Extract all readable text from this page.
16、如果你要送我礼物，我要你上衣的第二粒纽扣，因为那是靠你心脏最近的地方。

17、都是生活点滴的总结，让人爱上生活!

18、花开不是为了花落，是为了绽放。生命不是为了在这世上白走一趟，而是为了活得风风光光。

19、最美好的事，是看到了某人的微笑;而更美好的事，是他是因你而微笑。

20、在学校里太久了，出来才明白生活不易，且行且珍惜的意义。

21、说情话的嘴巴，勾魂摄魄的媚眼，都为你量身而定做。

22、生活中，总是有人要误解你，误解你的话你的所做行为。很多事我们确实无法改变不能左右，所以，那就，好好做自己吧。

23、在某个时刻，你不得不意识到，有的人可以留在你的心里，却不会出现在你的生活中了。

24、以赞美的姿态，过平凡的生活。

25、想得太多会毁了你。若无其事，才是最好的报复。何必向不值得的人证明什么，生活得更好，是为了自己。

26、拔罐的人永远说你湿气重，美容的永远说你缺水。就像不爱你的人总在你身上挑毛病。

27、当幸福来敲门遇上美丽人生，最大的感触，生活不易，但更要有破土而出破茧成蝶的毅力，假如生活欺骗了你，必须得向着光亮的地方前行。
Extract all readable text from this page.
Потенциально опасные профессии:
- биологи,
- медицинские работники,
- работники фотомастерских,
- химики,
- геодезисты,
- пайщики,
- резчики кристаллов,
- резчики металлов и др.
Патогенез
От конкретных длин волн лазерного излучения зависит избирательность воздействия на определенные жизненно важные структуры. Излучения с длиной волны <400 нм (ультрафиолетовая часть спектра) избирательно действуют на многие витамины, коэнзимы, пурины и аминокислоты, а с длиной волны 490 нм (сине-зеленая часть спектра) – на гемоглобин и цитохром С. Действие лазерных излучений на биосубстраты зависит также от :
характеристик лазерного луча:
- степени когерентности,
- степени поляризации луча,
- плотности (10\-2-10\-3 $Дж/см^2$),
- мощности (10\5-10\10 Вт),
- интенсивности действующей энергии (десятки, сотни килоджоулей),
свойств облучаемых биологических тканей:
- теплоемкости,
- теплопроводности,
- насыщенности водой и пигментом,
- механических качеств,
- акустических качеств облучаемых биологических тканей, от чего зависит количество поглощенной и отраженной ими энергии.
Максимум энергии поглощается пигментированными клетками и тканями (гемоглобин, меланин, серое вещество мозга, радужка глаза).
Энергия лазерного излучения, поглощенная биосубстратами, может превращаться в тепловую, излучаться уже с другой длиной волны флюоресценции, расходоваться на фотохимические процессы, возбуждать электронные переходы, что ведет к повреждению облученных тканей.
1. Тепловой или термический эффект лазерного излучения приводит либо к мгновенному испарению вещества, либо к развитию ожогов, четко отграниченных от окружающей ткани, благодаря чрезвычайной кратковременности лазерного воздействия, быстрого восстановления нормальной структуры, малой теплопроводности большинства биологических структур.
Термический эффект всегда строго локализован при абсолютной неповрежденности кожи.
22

Directions for this task: Write out the whole listing again, exactly as it stands.

Solution for this task:
Extract all readable text from this page.
16、如果你要送我礼物，我要你上衣的第二粒纽扣，因为那是靠你心脏最近的地方。

17、都是生活点滴的总结，让人爱上生活!

18、花开不是为了花落，是为了绽放。生命不是为了在这世上白走一趟，而是为了活得风风光光。

19、最美好的事，是看到了某人的微笑;而更美好的事，是他是因你而微笑。

20、在学校里太久了，出来才明白生活不易，且行且珍惜的意义。

21、说情话的嘴巴，勾魂摄魄的媚眼，都为你量身而定做。

22、生活中，总是有人要误解你，误解你的话你的所做行为。很多事我们确实无法改变不能左右，所以，那就，好好做自己吧。

23、在某个时刻，你不得不意识到，有的人可以留在你的心里，却不会出现在你的生活中了。

24、以赞美的姿态，过平凡的生活。

25、想得太多会毁了你。若无其事，才是最好的报复。何必向不值得的人证明什么，生活得更好，是为了自己。

26、拔罐的人永远说你湿气重，美容的永远说你缺水。就像不爱你的人总在你身上挑毛病。

27、当幸福来敲门遇上美丽人生，最大的感触，生活不易，但更要有破土而出破茧成蝶的毅力，假如生活欺骗了你，必须得向着光亮的地方前行。
Extract all readable text from this page.
Потенциально опасные профессии:
- биологи,
- медицинские работники,
- работники фотомастерских,
- химики,
- геодезисты,
- пайщики,
- резчики кристаллов,
- резчики металлов и др.
Патогенез
От конкретных длин волн лазерного излучения зависит избирательность воздействия на определенные жизненно важные структуры. Излучения с длиной волны <400 нм (ультрафиолетовая часть спектра) избирательно действуют на многие витамины, коэнзимы, пурины и аминокислоты, а с длиной волны 490 нм (сине-зеленая часть спектра) – на гемоглобин и цитохром С. Действие лазерных излучений на биосубстраты зависит также от :
характеристик лазерного луча:
- степени когерентности,
- степени поляризации луча,
- плотности (10\-2-10\-3 $Дж/см^2$),
- мощности (10\5-10\10 Вт),
- интенсивности действующей энергии (десятки, сотни килоджоулей),
свойств облучаемых биологических тканей:
- теплоемкости,
- теплопроводности,
- насыщенности водой и пигментом,
- механических качеств,
- акустических качеств облучаемых биологических тканей, от чего зависит количество поглощенной и отраженной ими энергии.
Максимум энергии поглощается пигментированными клетками и тканями (гемоглобин, меланин, серое вещество мозга, радужка глаза).
Энергия лазерного излучения, поглощенная биосубстратами, может превращаться в тепловую, излучаться уже с другой длиной волны флюоресценции, расходоваться на фотохимические процессы, возбуждать электронные переходы, что ведет к повреждению облученных тканей.
1. Тепловой или термический эффект лазерного излучения приводит либо к мгновенному испарению вещества, либо к развитию ожогов, четко отграниченных от окружающей ткани, благодаря чрезвычайной кратковременности лазерного воздействия, быстрого восстановления нормальной структуры, малой теплопроводности большинства биологических структур.
Термический эффект всегда строго локализован при абсолютной неповрежденности кожи.
22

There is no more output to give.